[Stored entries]
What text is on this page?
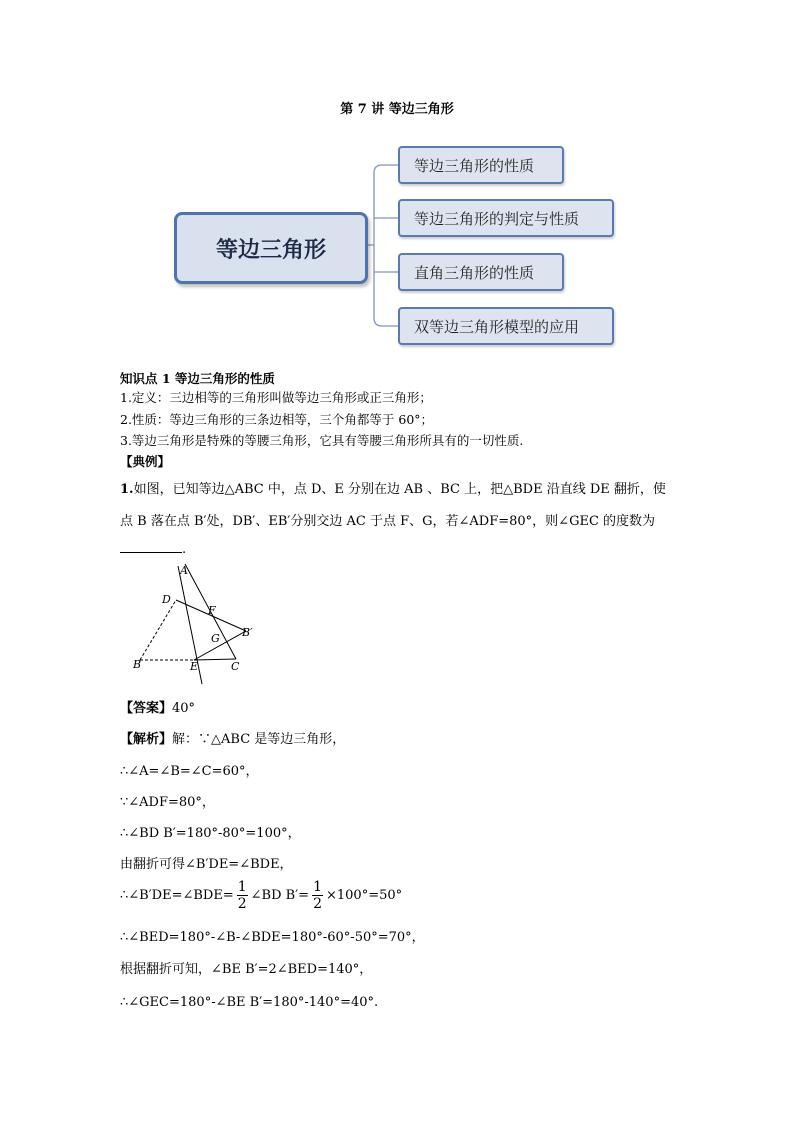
第 7 讲 等边三角形
等边三角形
等边三角形的性质
等边三角形的判定与性质
直角三角形的性质
双等边三角形模型的应用
知识点 1 等边三角形的性质
1.定义：三边相等的三角形叫做等边三角形或正三角形；
2.性质：等边三角形的三条边相等，三个角都等于 60°；
3.等边三角形是特殊的等腰三角形，它具有等腰三角形所具有的一切性质.
【典例】
1.如图，已知等边△ABC 中，点 D、E 分别在边 AB 、BC 上，把△BDE 沿直线 DE 翻折，使
点 B 落在点 B′处，DB′、EB′分别交边 AC 于点 F、G，若∠ADF=80°，则∠GEC 的度数为
.
A
D
F
B′
G
B	E	C
【答案】40°
【解析】解：∵△ABC 是等边三角形，
∴∠A=∠B=∠C=60°，
∵∠ADF=80°，
∴∠BD B′=180°-80°=100°，
由翻折可得∠B′DE=∠BDE，
∴∠B′DE=∠BDE= $\frac{1}{2}$ ∠BD $B'= \frac{1}{2} \times 100^\circ=50^\circ$
∴∠BED=180°-∠B-∠BDE=180°-60°-50°=70°，
根据翻折可知，∠BE B′=2∠BED=140°，
∴∠GEC=180°-∠BE B′=180°-140°=40°.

* _The task_: Without including any pictures, print each record exactly.

* _Final result_:
What text is on this page?
第 7 讲 等边三角形
等边三角形
等边三角形的性质
等边三角形的判定与性质
直角三角形的性质
双等边三角形模型的应用
知识点 1 等边三角形的性质
1.定义：三边相等的三角形叫做等边三角形或正三角形；
2.性质：等边三角形的三条边相等，三个角都等于 60°；
3.等边三角形是特殊的等腰三角形，它具有等腰三角形所具有的一切性质.
【典例】
1.如图，已知等边△ABC 中，点 D、E 分别在边 AB 、BC 上，把△BDE 沿直线 DE 翻折，使
点 B 落在点 B′处，DB′、EB′分别交边 AC 于点 F、G，若∠ADF=80°，则∠GEC 的度数为
.
A
D
F
B′
G
B	E	C
【答案】40°
【解析】解：∵△ABC 是等边三角形，
∴∠A=∠B=∠C=60°，
∵∠ADF=80°，
∴∠BD B′=180°-80°=100°，
由翻折可得∠B′DE=∠BDE，
∴∠B′DE=∠BDE= $\frac{1}{2}$ ∠BD $B'= \frac{1}{2} \times 100^\circ=50^\circ$
∴∠BED=180°-∠B-∠BDE=180°-60°-50°=70°，
根据翻折可知，∠BE B′=2∠BED=140°，
∴∠GEC=180°-∠BE B′=180°-140°=40°.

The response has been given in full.